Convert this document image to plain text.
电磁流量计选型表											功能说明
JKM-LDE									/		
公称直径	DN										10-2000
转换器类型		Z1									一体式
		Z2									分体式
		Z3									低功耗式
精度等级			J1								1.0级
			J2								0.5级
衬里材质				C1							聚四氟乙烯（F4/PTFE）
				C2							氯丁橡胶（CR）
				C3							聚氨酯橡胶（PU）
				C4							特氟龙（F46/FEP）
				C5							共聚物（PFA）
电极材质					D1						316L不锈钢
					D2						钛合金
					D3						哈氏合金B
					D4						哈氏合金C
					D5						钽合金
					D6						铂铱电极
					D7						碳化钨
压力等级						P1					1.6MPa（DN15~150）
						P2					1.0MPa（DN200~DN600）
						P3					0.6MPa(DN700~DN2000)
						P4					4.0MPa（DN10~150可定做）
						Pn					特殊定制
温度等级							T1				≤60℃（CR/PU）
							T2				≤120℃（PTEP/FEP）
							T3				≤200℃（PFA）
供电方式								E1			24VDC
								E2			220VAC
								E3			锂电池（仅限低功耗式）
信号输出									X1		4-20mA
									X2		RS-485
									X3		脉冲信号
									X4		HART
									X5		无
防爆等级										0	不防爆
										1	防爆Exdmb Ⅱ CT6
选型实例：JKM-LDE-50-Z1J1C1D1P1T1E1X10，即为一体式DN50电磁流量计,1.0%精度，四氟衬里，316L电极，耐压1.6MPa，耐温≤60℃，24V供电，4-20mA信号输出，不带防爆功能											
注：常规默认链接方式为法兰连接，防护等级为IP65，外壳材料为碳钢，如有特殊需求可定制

════════

Goal: Return all the data above once more, precisely as given.

Response:
Convert this document image to plain text.
电磁流量计选型表											功能说明
JKM-LDE									/		
公称直径	DN										10-2000
转换器类型		Z1									一体式
		Z2									分体式
		Z3									低功耗式
精度等级			J1								1.0级
			J2								0.5级
衬里材质				C1							聚四氟乙烯（F4/PTFE）
				C2							氯丁橡胶（CR）
				C3							聚氨酯橡胶（PU）
				C4							特氟龙（F46/FEP）
				C5							共聚物（PFA）
电极材质					D1						316L不锈钢
					D2						钛合金
					D3						哈氏合金B
					D4						哈氏合金C
					D5						钽合金
					D6						铂铱电极
					D7						碳化钨
压力等级						P1					1.6MPa（DN15~150）
						P2					1.0MPa（DN200~DN600）
						P3					0.6MPa(DN700~DN2000)
						P4					4.0MPa（DN10~150可定做）
						Pn					特殊定制
温度等级							T1				≤60℃（CR/PU）
							T2				≤120℃（PTEP/FEP）
							T3				≤200℃（PFA）
供电方式								E1			24VDC
								E2			220VAC
								E3			锂电池（仅限低功耗式）
信号输出									X1		4-20mA
									X2		RS-485
									X3		脉冲信号
									X4		HART
									X5		无
防爆等级										0	不防爆
										1	防爆Exdmb Ⅱ CT6
选型实例：JKM-LDE-50-Z1J1C1D1P1T1E1X10，即为一体式DN50电磁流量计,1.0%精度，四氟衬里，316L电极，耐压1.6MPa，耐温≤60℃，24V供电，4-20mA信号输出，不带防爆功能											
注：常规默认链接方式为法兰连接，防护等级为IP65，外壳材料为碳钢，如有特殊需求可定制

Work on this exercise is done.